## begin

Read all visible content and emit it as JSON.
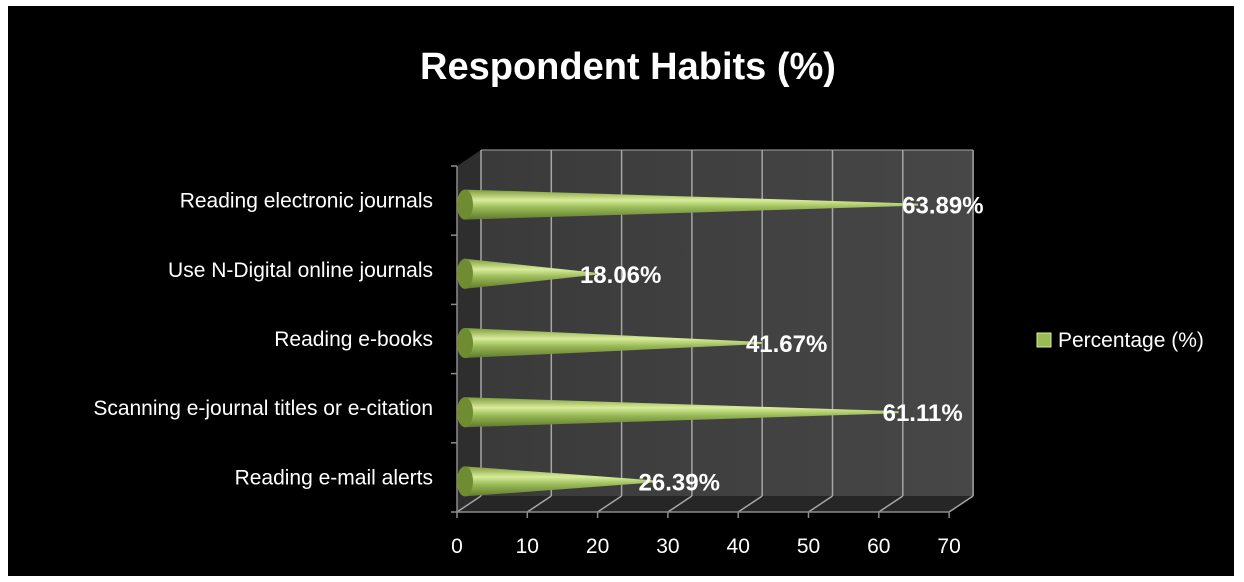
{
  "chart_data": {
    "type": "bar",
    "orientation": "horizontal",
    "title": "Respondent Habits (%)",
    "categories": [
      "Reading electronic journals",
      "Use N-Digital online journals",
      "Reading e-books",
      "Scanning e-journal titles or e-citation",
      "Reading e-mail alerts"
    ],
    "series": [
      {
        "name": "Percentage (%)",
        "values": [
          63.89,
          18.06,
          41.67,
          61.11,
          26.39
        ],
        "data_labels": [
          "63.89%",
          "18.06%",
          "41.67%",
          "61.11%",
          "26.39%"
        ]
      }
    ],
    "xlim": [
      0,
      70
    ],
    "x_ticks": [
      "0",
      "10",
      "20",
      "30",
      "40",
      "50",
      "60",
      "70"
    ],
    "grid": true,
    "legend_position": "right",
    "colors": {
      "background": "#000000",
      "bar": "#9bbb59",
      "bar_highlight": "#d8ec9a",
      "wall": "#3f3f3f",
      "grid": "#a6a6a6",
      "text": "#ffffff"
    }
  }
}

## end

## WHAT THE TASK REQUIRES
Reproduce every entry exactly, but omit each picture.

## ANSWER TO THIS TASK
Read all visible content and emit it as JSON.
{
  "chart_data": {
    "type": "bar",
    "orientation": "horizontal",
    "title": "Respondent Habits (%)",
    "categories": [
      "Reading electronic journals",
      "Use N-Digital online journals",
      "Reading e-books",
      "Scanning e-journal titles or e-citation",
      "Reading e-mail alerts"
    ],
    "series": [
      {
        "name": "Percentage (%)",
        "values": [
          63.89,
          18.06,
          41.67,
          61.11,
          26.39
        ],
        "data_labels": [
          "63.89%",
          "18.06%",
          "41.67%",
          "61.11%",
          "26.39%"
        ]
      }
    ],
    "xlim": [
      0,
      70
    ],
    "x_ticks": [
      "0",
      "10",
      "20",
      "30",
      "40",
      "50",
      "60",
      "70"
    ],
    "grid": true,
    "legend_position": "right",
    "colors": {
      "background": "#000000",
      "bar": "#9bbb59",
      "bar_highlight": "#d8ec9a",
      "wall": "#3f3f3f",
      "grid": "#a6a6a6",
      "text": "#ffffff"
    }
  }
}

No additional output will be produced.